**SOURCE MATERIAL**

■ ■ ■ ■ ■

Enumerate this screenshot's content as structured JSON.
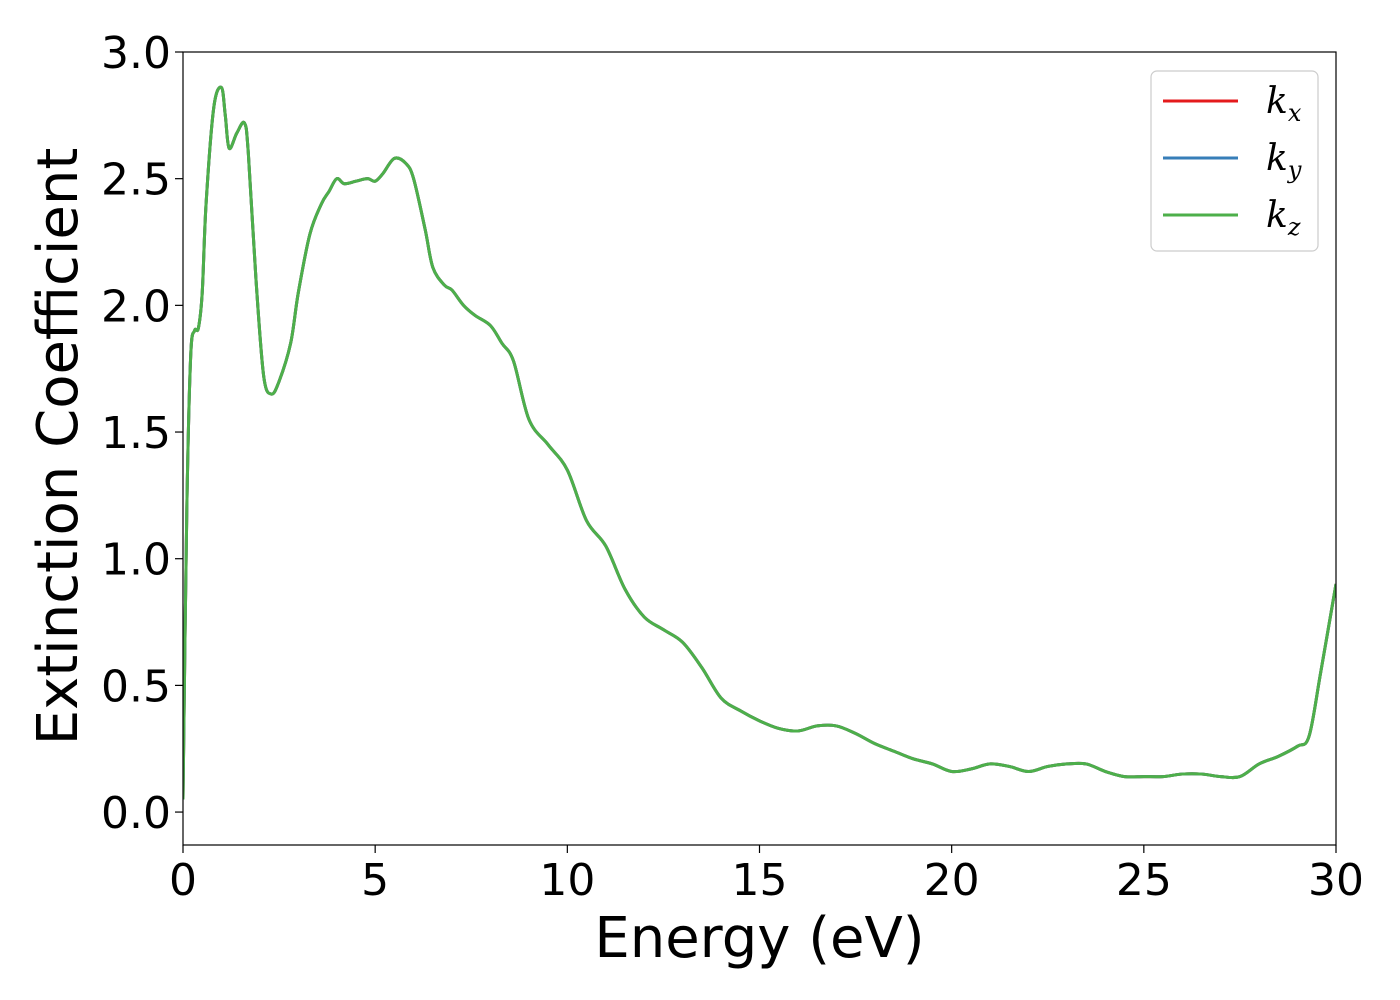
{
  "chart_data": {
    "type": "line",
    "xlabel": "Energy (eV)",
    "ylabel": "Extinction Coefficient",
    "xlim": [
      0,
      30
    ],
    "ylim": [
      -0.13,
      3.0
    ],
    "xticks": [
      0,
      5,
      10,
      15,
      20,
      25,
      30
    ],
    "xtick_labels": [
      "0",
      "5",
      "10",
      "15",
      "20",
      "25",
      "30"
    ],
    "yticks": [
      0.0,
      0.5,
      1.0,
      1.5,
      2.0,
      2.5,
      3.0
    ],
    "ytick_labels": [
      "0.0",
      "0.5",
      "1.0",
      "1.5",
      "2.0",
      "2.5",
      "3.0"
    ],
    "grid": false,
    "legend_position": "top-right",
    "x": [
      0.0,
      0.1,
      0.2,
      0.3,
      0.4,
      0.5,
      0.6,
      0.8,
      1.0,
      1.1,
      1.2,
      1.4,
      1.6,
      1.7,
      1.9,
      2.1,
      2.3,
      2.5,
      2.8,
      3.0,
      3.3,
      3.6,
      3.8,
      4.0,
      4.2,
      4.5,
      4.8,
      5.0,
      5.2,
      5.5,
      5.8,
      6.0,
      6.3,
      6.5,
      6.8,
      7.0,
      7.3,
      7.6,
      8.0,
      8.3,
      8.6,
      9.0,
      9.5,
      10.0,
      10.5,
      11.0,
      11.5,
      12.0,
      12.5,
      13.0,
      13.5,
      14.0,
      14.5,
      15.0,
      15.5,
      16.0,
      16.5,
      17.0,
      17.5,
      18.0,
      18.5,
      19.0,
      19.5,
      20.0,
      20.5,
      21.0,
      21.5,
      22.0,
      22.5,
      23.0,
      23.5,
      24.0,
      24.5,
      25.0,
      25.5,
      26.0,
      26.5,
      27.0,
      27.5,
      28.0,
      28.5,
      29.0,
      29.3,
      29.6,
      30.0
    ],
    "series": [
      {
        "name": "k_x",
        "label_base": "k",
        "label_sub": "x",
        "color": "#e41a1c",
        "values": [
          0.05,
          1.2,
          1.8,
          1.9,
          1.91,
          2.05,
          2.4,
          2.78,
          2.86,
          2.75,
          2.62,
          2.68,
          2.72,
          2.6,
          2.1,
          1.72,
          1.65,
          1.7,
          1.85,
          2.05,
          2.28,
          2.4,
          2.45,
          2.5,
          2.48,
          2.49,
          2.5,
          2.49,
          2.52,
          2.58,
          2.56,
          2.5,
          2.3,
          2.15,
          2.08,
          2.06,
          2.0,
          1.96,
          1.92,
          1.85,
          1.78,
          1.55,
          1.45,
          1.35,
          1.15,
          1.05,
          0.88,
          0.77,
          0.72,
          0.67,
          0.57,
          0.45,
          0.4,
          0.36,
          0.33,
          0.32,
          0.34,
          0.34,
          0.31,
          0.27,
          0.24,
          0.21,
          0.19,
          0.16,
          0.17,
          0.19,
          0.18,
          0.16,
          0.18,
          0.19,
          0.19,
          0.16,
          0.14,
          0.14,
          0.14,
          0.15,
          0.15,
          0.14,
          0.14,
          0.19,
          0.22,
          0.26,
          0.3,
          0.55,
          0.9
        ]
      },
      {
        "name": "k_y",
        "label_base": "k",
        "label_sub": "y",
        "color": "#377eb8",
        "values": [
          0.05,
          1.2,
          1.8,
          1.9,
          1.91,
          2.05,
          2.4,
          2.78,
          2.86,
          2.75,
          2.62,
          2.68,
          2.72,
          2.6,
          2.1,
          1.72,
          1.65,
          1.7,
          1.85,
          2.05,
          2.28,
          2.4,
          2.45,
          2.5,
          2.48,
          2.49,
          2.5,
          2.49,
          2.52,
          2.58,
          2.56,
          2.5,
          2.3,
          2.15,
          2.08,
          2.06,
          2.0,
          1.96,
          1.92,
          1.85,
          1.78,
          1.55,
          1.45,
          1.35,
          1.15,
          1.05,
          0.88,
          0.77,
          0.72,
          0.67,
          0.57,
          0.45,
          0.4,
          0.36,
          0.33,
          0.32,
          0.34,
          0.34,
          0.31,
          0.27,
          0.24,
          0.21,
          0.19,
          0.16,
          0.17,
          0.19,
          0.18,
          0.16,
          0.18,
          0.19,
          0.19,
          0.16,
          0.14,
          0.14,
          0.14,
          0.15,
          0.15,
          0.14,
          0.14,
          0.19,
          0.22,
          0.26,
          0.3,
          0.55,
          0.9
        ]
      },
      {
        "name": "k_z",
        "label_base": "k",
        "label_sub": "z",
        "color": "#4daf4a",
        "values": [
          0.05,
          1.2,
          1.8,
          1.9,
          1.91,
          2.05,
          2.4,
          2.78,
          2.86,
          2.75,
          2.62,
          2.68,
          2.72,
          2.6,
          2.1,
          1.72,
          1.65,
          1.7,
          1.85,
          2.05,
          2.28,
          2.4,
          2.45,
          2.5,
          2.48,
          2.49,
          2.5,
          2.49,
          2.52,
          2.58,
          2.56,
          2.5,
          2.3,
          2.15,
          2.08,
          2.06,
          2.0,
          1.96,
          1.92,
          1.85,
          1.78,
          1.55,
          1.45,
          1.35,
          1.15,
          1.05,
          0.88,
          0.77,
          0.72,
          0.67,
          0.57,
          0.45,
          0.4,
          0.36,
          0.33,
          0.32,
          0.34,
          0.34,
          0.31,
          0.27,
          0.24,
          0.21,
          0.19,
          0.16,
          0.17,
          0.19,
          0.18,
          0.16,
          0.18,
          0.19,
          0.19,
          0.16,
          0.14,
          0.14,
          0.14,
          0.15,
          0.15,
          0.14,
          0.14,
          0.19,
          0.22,
          0.26,
          0.3,
          0.55,
          0.9
        ]
      }
    ]
  }
}
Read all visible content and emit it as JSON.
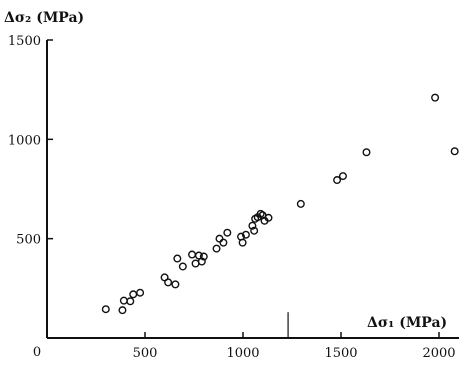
{
  "chart_data": {
    "type": "scatter",
    "title": "",
    "xlabel": "Δσ₁ (MPa)",
    "ylabel": "Δσ₂ (MPa)",
    "xlim": [
      0,
      2100
    ],
    "ylim": [
      0,
      1500
    ],
    "x_ticks": [
      500,
      1000,
      1500,
      2000
    ],
    "y_ticks": [
      500,
      1000,
      1500
    ],
    "x_tick_labels": [
      "500",
      "1000",
      "1500",
      "2000"
    ],
    "y_tick_labels": [
      "500",
      "1000",
      "1500"
    ],
    "origin_label": "0",
    "grid": false,
    "legend": "none",
    "annotations": [
      {
        "type": "vertical-marker",
        "x": 1230,
        "y_range": [
          0,
          130
        ]
      }
    ],
    "points": [
      {
        "x": 300,
        "y": 145
      },
      {
        "x": 385,
        "y": 140
      },
      {
        "x": 392,
        "y": 188
      },
      {
        "x": 425,
        "y": 185
      },
      {
        "x": 440,
        "y": 220
      },
      {
        "x": 475,
        "y": 228
      },
      {
        "x": 600,
        "y": 305
      },
      {
        "x": 618,
        "y": 280
      },
      {
        "x": 655,
        "y": 270
      },
      {
        "x": 665,
        "y": 400
      },
      {
        "x": 693,
        "y": 360
      },
      {
        "x": 740,
        "y": 420
      },
      {
        "x": 758,
        "y": 375
      },
      {
        "x": 775,
        "y": 415
      },
      {
        "x": 790,
        "y": 385
      },
      {
        "x": 800,
        "y": 410
      },
      {
        "x": 865,
        "y": 450
      },
      {
        "x": 880,
        "y": 500
      },
      {
        "x": 900,
        "y": 480
      },
      {
        "x": 920,
        "y": 530
      },
      {
        "x": 990,
        "y": 510
      },
      {
        "x": 998,
        "y": 480
      },
      {
        "x": 1015,
        "y": 520
      },
      {
        "x": 1048,
        "y": 565
      },
      {
        "x": 1057,
        "y": 540
      },
      {
        "x": 1062,
        "y": 600
      },
      {
        "x": 1075,
        "y": 608
      },
      {
        "x": 1090,
        "y": 625
      },
      {
        "x": 1100,
        "y": 618
      },
      {
        "x": 1110,
        "y": 590
      },
      {
        "x": 1130,
        "y": 605
      },
      {
        "x": 1295,
        "y": 675
      },
      {
        "x": 1480,
        "y": 795
      },
      {
        "x": 1510,
        "y": 815
      },
      {
        "x": 1630,
        "y": 935
      },
      {
        "x": 1980,
        "y": 1210
      },
      {
        "x": 2080,
        "y": 940
      }
    ]
  }
}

■ ■ ■ ■ ■

**DIRECTIONS FOR THIS TASK**
Tally how many lines in the material above hold the word "color". Write only that number.

**THE RESULT**
3